--- Supplied passage ---
## START

We get “Perro” and “Dog” back, respectively (the capitalisation is due to Apertium’s somewhat problematical algorithm for this). To extract the dictionaries, we need to download the raw files for the en-es package, untar them, and then use an Apertium utility, lt-expand:

lt-expand apertium-en-es.es.dix > apertium_es.txt
lt-expand apertium-en-es.en.dix > apertium_en.txt

for the monolingual dictionaries, and:
lt-expand apertium-en-es.es-en.dix> apertium_enes.txt

for the bilingual one. The Spanish dictionary (which is a file of around 300Mb) is our main focus, and for our purposes we want to remove lines containing :>: or :<:, which will be duplicates, and those where the entries contain spaces (eg a fin de que). We then tag the lines to show the relevant field boundaries, and import them into a database. Once all the dictionaries are safely tucked up there, we can use SQL queries to insert the English lexemes (lemmas) into the Spanish entries.

The result is a table with around 690,000 entries. Around 95% of these are verbforms, and about 87% of those are verbforms with enclitic pronouns (eg háblenosles). Although the execution speed for database lookups gained by rationalising these a bit is probably negligible, decreasing the size of the file makes it easier to distribute.

## END

--- Problems to work on ---
A. Reproduce the part of the Apertium dictionary passage that begins at the words "for the monolingual" and ends after the words "the Spanish entries.".
B. In the Apertium dictionary passage, which Apertium utility is used to extract the dictionaries?

--- Source data ---
## START

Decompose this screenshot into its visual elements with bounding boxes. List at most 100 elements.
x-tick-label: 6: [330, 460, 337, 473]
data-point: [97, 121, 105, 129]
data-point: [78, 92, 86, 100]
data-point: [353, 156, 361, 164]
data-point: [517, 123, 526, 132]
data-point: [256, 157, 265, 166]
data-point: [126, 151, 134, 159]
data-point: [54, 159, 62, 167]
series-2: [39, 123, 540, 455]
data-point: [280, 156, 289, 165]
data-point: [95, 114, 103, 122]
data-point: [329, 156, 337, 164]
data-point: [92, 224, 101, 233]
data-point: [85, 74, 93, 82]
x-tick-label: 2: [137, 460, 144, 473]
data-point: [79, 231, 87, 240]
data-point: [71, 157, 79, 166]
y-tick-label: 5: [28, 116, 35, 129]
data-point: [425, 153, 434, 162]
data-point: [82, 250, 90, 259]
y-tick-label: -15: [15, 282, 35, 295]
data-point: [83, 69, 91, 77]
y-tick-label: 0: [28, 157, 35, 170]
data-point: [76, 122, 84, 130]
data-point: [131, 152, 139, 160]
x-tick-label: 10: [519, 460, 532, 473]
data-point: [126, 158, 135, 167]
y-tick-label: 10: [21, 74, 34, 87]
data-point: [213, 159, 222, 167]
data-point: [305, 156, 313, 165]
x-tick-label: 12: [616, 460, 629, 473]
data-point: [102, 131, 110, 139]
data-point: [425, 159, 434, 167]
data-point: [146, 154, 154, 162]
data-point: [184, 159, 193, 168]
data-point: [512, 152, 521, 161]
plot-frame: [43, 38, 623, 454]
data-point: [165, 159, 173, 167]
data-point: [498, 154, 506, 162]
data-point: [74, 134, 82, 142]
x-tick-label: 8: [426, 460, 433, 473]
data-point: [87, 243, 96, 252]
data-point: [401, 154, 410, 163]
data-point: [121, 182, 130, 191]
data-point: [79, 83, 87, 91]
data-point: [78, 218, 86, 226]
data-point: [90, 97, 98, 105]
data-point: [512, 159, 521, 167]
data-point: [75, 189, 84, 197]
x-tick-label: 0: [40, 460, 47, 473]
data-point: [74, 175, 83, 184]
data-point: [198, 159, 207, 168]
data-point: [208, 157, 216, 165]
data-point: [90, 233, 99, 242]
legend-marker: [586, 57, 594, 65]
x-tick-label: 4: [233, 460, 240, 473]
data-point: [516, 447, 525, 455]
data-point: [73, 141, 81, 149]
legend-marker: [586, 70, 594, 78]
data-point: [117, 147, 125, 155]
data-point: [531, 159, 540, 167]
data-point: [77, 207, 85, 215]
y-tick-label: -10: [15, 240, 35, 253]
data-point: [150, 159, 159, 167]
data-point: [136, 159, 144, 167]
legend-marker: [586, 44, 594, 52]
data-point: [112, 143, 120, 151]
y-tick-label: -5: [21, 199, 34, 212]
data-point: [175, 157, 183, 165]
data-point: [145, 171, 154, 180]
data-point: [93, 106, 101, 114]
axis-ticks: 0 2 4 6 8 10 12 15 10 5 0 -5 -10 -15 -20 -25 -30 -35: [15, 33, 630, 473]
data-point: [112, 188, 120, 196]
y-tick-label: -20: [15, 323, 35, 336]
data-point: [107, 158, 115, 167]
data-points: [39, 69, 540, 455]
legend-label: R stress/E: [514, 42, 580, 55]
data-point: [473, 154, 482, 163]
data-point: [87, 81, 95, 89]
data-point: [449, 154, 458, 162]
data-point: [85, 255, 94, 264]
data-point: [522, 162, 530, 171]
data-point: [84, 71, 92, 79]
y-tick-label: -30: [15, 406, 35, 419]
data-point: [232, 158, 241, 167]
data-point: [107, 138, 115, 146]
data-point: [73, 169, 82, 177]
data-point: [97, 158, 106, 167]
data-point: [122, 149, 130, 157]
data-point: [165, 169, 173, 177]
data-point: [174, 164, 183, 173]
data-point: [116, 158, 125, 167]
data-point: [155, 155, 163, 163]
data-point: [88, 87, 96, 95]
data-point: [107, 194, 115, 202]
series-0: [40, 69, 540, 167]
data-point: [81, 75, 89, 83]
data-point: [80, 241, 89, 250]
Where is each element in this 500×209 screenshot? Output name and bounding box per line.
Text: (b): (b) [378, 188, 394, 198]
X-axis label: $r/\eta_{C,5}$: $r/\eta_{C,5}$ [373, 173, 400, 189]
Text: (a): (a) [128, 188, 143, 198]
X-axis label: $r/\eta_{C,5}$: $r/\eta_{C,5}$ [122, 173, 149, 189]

## END

--- Solutions for each task ---
A.
for the monolingual dictionaries, and:
lt-expand apertium-en-es.es-en.dix> apertium_enes.txt

for the bilingual one. The Spanish dictionary (which is a file of around 300Mb) is our main focus, and for our purposes we want to remove lines containing :>: or :<:, which will be duplicates, and those where the entries contain spaces (eg a fin de que). We then tag the lines to show the relevant field boundaries, and import them into a database. Once all the dictionaries are safely tucked up there, we can use SQL queries to insert the English lexemes (lemmas) into the Spanish entries.

B. lt-expand